_Problem to solve_
Everything in the listing except the pictures should be written out exactly.

_Supplied material_
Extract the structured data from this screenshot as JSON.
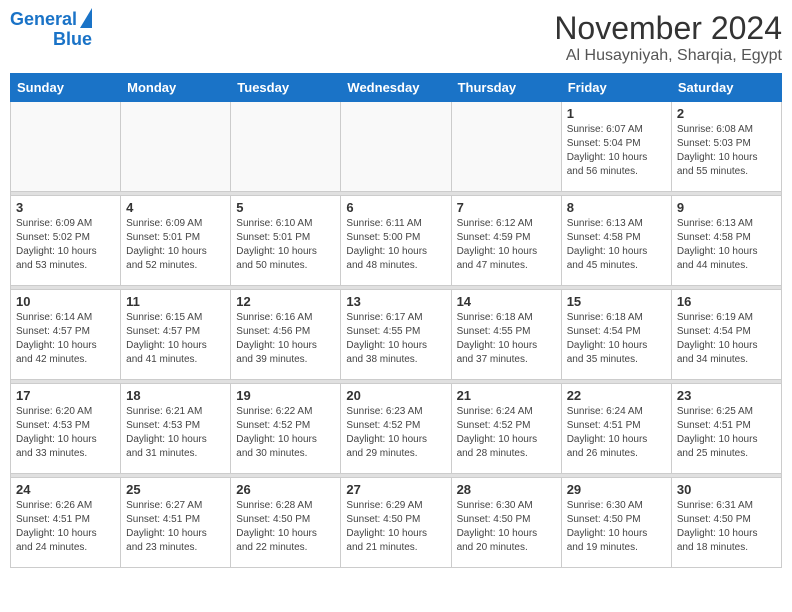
{
  "logo": {
    "line1": "General",
    "line2": "Blue"
  },
  "title": "November 2024",
  "subtitle": "Al Husayniyah, Sharqia, Egypt",
  "weekdays": [
    "Sunday",
    "Monday",
    "Tuesday",
    "Wednesday",
    "Thursday",
    "Friday",
    "Saturday"
  ],
  "weeks": [
    [
      {
        "day": "",
        "info": ""
      },
      {
        "day": "",
        "info": ""
      },
      {
        "day": "",
        "info": ""
      },
      {
        "day": "",
        "info": ""
      },
      {
        "day": "",
        "info": ""
      },
      {
        "day": "1",
        "info": "Sunrise: 6:07 AM\nSunset: 5:04 PM\nDaylight: 10 hours\nand 56 minutes."
      },
      {
        "day": "2",
        "info": "Sunrise: 6:08 AM\nSunset: 5:03 PM\nDaylight: 10 hours\nand 55 minutes."
      }
    ],
    [
      {
        "day": "3",
        "info": "Sunrise: 6:09 AM\nSunset: 5:02 PM\nDaylight: 10 hours\nand 53 minutes."
      },
      {
        "day": "4",
        "info": "Sunrise: 6:09 AM\nSunset: 5:01 PM\nDaylight: 10 hours\nand 52 minutes."
      },
      {
        "day": "5",
        "info": "Sunrise: 6:10 AM\nSunset: 5:01 PM\nDaylight: 10 hours\nand 50 minutes."
      },
      {
        "day": "6",
        "info": "Sunrise: 6:11 AM\nSunset: 5:00 PM\nDaylight: 10 hours\nand 48 minutes."
      },
      {
        "day": "7",
        "info": "Sunrise: 6:12 AM\nSunset: 4:59 PM\nDaylight: 10 hours\nand 47 minutes."
      },
      {
        "day": "8",
        "info": "Sunrise: 6:13 AM\nSunset: 4:58 PM\nDaylight: 10 hours\nand 45 minutes."
      },
      {
        "day": "9",
        "info": "Sunrise: 6:13 AM\nSunset: 4:58 PM\nDaylight: 10 hours\nand 44 minutes."
      }
    ],
    [
      {
        "day": "10",
        "info": "Sunrise: 6:14 AM\nSunset: 4:57 PM\nDaylight: 10 hours\nand 42 minutes."
      },
      {
        "day": "11",
        "info": "Sunrise: 6:15 AM\nSunset: 4:57 PM\nDaylight: 10 hours\nand 41 minutes."
      },
      {
        "day": "12",
        "info": "Sunrise: 6:16 AM\nSunset: 4:56 PM\nDaylight: 10 hours\nand 39 minutes."
      },
      {
        "day": "13",
        "info": "Sunrise: 6:17 AM\nSunset: 4:55 PM\nDaylight: 10 hours\nand 38 minutes."
      },
      {
        "day": "14",
        "info": "Sunrise: 6:18 AM\nSunset: 4:55 PM\nDaylight: 10 hours\nand 37 minutes."
      },
      {
        "day": "15",
        "info": "Sunrise: 6:18 AM\nSunset: 4:54 PM\nDaylight: 10 hours\nand 35 minutes."
      },
      {
        "day": "16",
        "info": "Sunrise: 6:19 AM\nSunset: 4:54 PM\nDaylight: 10 hours\nand 34 minutes."
      }
    ],
    [
      {
        "day": "17",
        "info": "Sunrise: 6:20 AM\nSunset: 4:53 PM\nDaylight: 10 hours\nand 33 minutes."
      },
      {
        "day": "18",
        "info": "Sunrise: 6:21 AM\nSunset: 4:53 PM\nDaylight: 10 hours\nand 31 minutes."
      },
      {
        "day": "19",
        "info": "Sunrise: 6:22 AM\nSunset: 4:52 PM\nDaylight: 10 hours\nand 30 minutes."
      },
      {
        "day": "20",
        "info": "Sunrise: 6:23 AM\nSunset: 4:52 PM\nDaylight: 10 hours\nand 29 minutes."
      },
      {
        "day": "21",
        "info": "Sunrise: 6:24 AM\nSunset: 4:52 PM\nDaylight: 10 hours\nand 28 minutes."
      },
      {
        "day": "22",
        "info": "Sunrise: 6:24 AM\nSunset: 4:51 PM\nDaylight: 10 hours\nand 26 minutes."
      },
      {
        "day": "23",
        "info": "Sunrise: 6:25 AM\nSunset: 4:51 PM\nDaylight: 10 hours\nand 25 minutes."
      }
    ],
    [
      {
        "day": "24",
        "info": "Sunrise: 6:26 AM\nSunset: 4:51 PM\nDaylight: 10 hours\nand 24 minutes."
      },
      {
        "day": "25",
        "info": "Sunrise: 6:27 AM\nSunset: 4:51 PM\nDaylight: 10 hours\nand 23 minutes."
      },
      {
        "day": "26",
        "info": "Sunrise: 6:28 AM\nSunset: 4:50 PM\nDaylight: 10 hours\nand 22 minutes."
      },
      {
        "day": "27",
        "info": "Sunrise: 6:29 AM\nSunset: 4:50 PM\nDaylight: 10 hours\nand 21 minutes."
      },
      {
        "day": "28",
        "info": "Sunrise: 6:30 AM\nSunset: 4:50 PM\nDaylight: 10 hours\nand 20 minutes."
      },
      {
        "day": "29",
        "info": "Sunrise: 6:30 AM\nSunset: 4:50 PM\nDaylight: 10 hours\nand 19 minutes."
      },
      {
        "day": "30",
        "info": "Sunrise: 6:31 AM\nSunset: 4:50 PM\nDaylight: 10 hours\nand 18 minutes."
      }
    ]
  ]
}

_Answer to this exercise_
Extract the structured data from this screenshot as JSON.
{
  "logo": {
    "line1": "General",
    "line2": "Blue"
  },
  "title": "November 2024",
  "subtitle": "Al Husayniyah, Sharqia, Egypt",
  "weekdays": [
    "Sunday",
    "Monday",
    "Tuesday",
    "Wednesday",
    "Thursday",
    "Friday",
    "Saturday"
  ],
  "weeks": [
    [
      {
        "day": "",
        "info": ""
      },
      {
        "day": "",
        "info": ""
      },
      {
        "day": "",
        "info": ""
      },
      {
        "day": "",
        "info": ""
      },
      {
        "day": "",
        "info": ""
      },
      {
        "day": "1",
        "info": "Sunrise: 6:07 AM\nSunset: 5:04 PM\nDaylight: 10 hours\nand 56 minutes."
      },
      {
        "day": "2",
        "info": "Sunrise: 6:08 AM\nSunset: 5:03 PM\nDaylight: 10 hours\nand 55 minutes."
      }
    ],
    [
      {
        "day": "3",
        "info": "Sunrise: 6:09 AM\nSunset: 5:02 PM\nDaylight: 10 hours\nand 53 minutes."
      },
      {
        "day": "4",
        "info": "Sunrise: 6:09 AM\nSunset: 5:01 PM\nDaylight: 10 hours\nand 52 minutes."
      },
      {
        "day": "5",
        "info": "Sunrise: 6:10 AM\nSunset: 5:01 PM\nDaylight: 10 hours\nand 50 minutes."
      },
      {
        "day": "6",
        "info": "Sunrise: 6:11 AM\nSunset: 5:00 PM\nDaylight: 10 hours\nand 48 minutes."
      },
      {
        "day": "7",
        "info": "Sunrise: 6:12 AM\nSunset: 4:59 PM\nDaylight: 10 hours\nand 47 minutes."
      },
      {
        "day": "8",
        "info": "Sunrise: 6:13 AM\nSunset: 4:58 PM\nDaylight: 10 hours\nand 45 minutes."
      },
      {
        "day": "9",
        "info": "Sunrise: 6:13 AM\nSunset: 4:58 PM\nDaylight: 10 hours\nand 44 minutes."
      }
    ],
    [
      {
        "day": "10",
        "info": "Sunrise: 6:14 AM\nSunset: 4:57 PM\nDaylight: 10 hours\nand 42 minutes."
      },
      {
        "day": "11",
        "info": "Sunrise: 6:15 AM\nSunset: 4:57 PM\nDaylight: 10 hours\nand 41 minutes."
      },
      {
        "day": "12",
        "info": "Sunrise: 6:16 AM\nSunset: 4:56 PM\nDaylight: 10 hours\nand 39 minutes."
      },
      {
        "day": "13",
        "info": "Sunrise: 6:17 AM\nSunset: 4:55 PM\nDaylight: 10 hours\nand 38 minutes."
      },
      {
        "day": "14",
        "info": "Sunrise: 6:18 AM\nSunset: 4:55 PM\nDaylight: 10 hours\nand 37 minutes."
      },
      {
        "day": "15",
        "info": "Sunrise: 6:18 AM\nSunset: 4:54 PM\nDaylight: 10 hours\nand 35 minutes."
      },
      {
        "day": "16",
        "info": "Sunrise: 6:19 AM\nSunset: 4:54 PM\nDaylight: 10 hours\nand 34 minutes."
      }
    ],
    [
      {
        "day": "17",
        "info": "Sunrise: 6:20 AM\nSunset: 4:53 PM\nDaylight: 10 hours\nand 33 minutes."
      },
      {
        "day": "18",
        "info": "Sunrise: 6:21 AM\nSunset: 4:53 PM\nDaylight: 10 hours\nand 31 minutes."
      },
      {
        "day": "19",
        "info": "Sunrise: 6:22 AM\nSunset: 4:52 PM\nDaylight: 10 hours\nand 30 minutes."
      },
      {
        "day": "20",
        "info": "Sunrise: 6:23 AM\nSunset: 4:52 PM\nDaylight: 10 hours\nand 29 minutes."
      },
      {
        "day": "21",
        "info": "Sunrise: 6:24 AM\nSunset: 4:52 PM\nDaylight: 10 hours\nand 28 minutes."
      },
      {
        "day": "22",
        "info": "Sunrise: 6:24 AM\nSunset: 4:51 PM\nDaylight: 10 hours\nand 26 minutes."
      },
      {
        "day": "23",
        "info": "Sunrise: 6:25 AM\nSunset: 4:51 PM\nDaylight: 10 hours\nand 25 minutes."
      }
    ],
    [
      {
        "day": "24",
        "info": "Sunrise: 6:26 AM\nSunset: 4:51 PM\nDaylight: 10 hours\nand 24 minutes."
      },
      {
        "day": "25",
        "info": "Sunrise: 6:27 AM\nSunset: 4:51 PM\nDaylight: 10 hours\nand 23 minutes."
      },
      {
        "day": "26",
        "info": "Sunrise: 6:28 AM\nSunset: 4:50 PM\nDaylight: 10 hours\nand 22 minutes."
      },
      {
        "day": "27",
        "info": "Sunrise: 6:29 AM\nSunset: 4:50 PM\nDaylight: 10 hours\nand 21 minutes."
      },
      {
        "day": "28",
        "info": "Sunrise: 6:30 AM\nSunset: 4:50 PM\nDaylight: 10 hours\nand 20 minutes."
      },
      {
        "day": "29",
        "info": "Sunrise: 6:30 AM\nSunset: 4:50 PM\nDaylight: 10 hours\nand 19 minutes."
      },
      {
        "day": "30",
        "info": "Sunrise: 6:31 AM\nSunset: 4:50 PM\nDaylight: 10 hours\nand 18 minutes."
      }
    ]
  ]
}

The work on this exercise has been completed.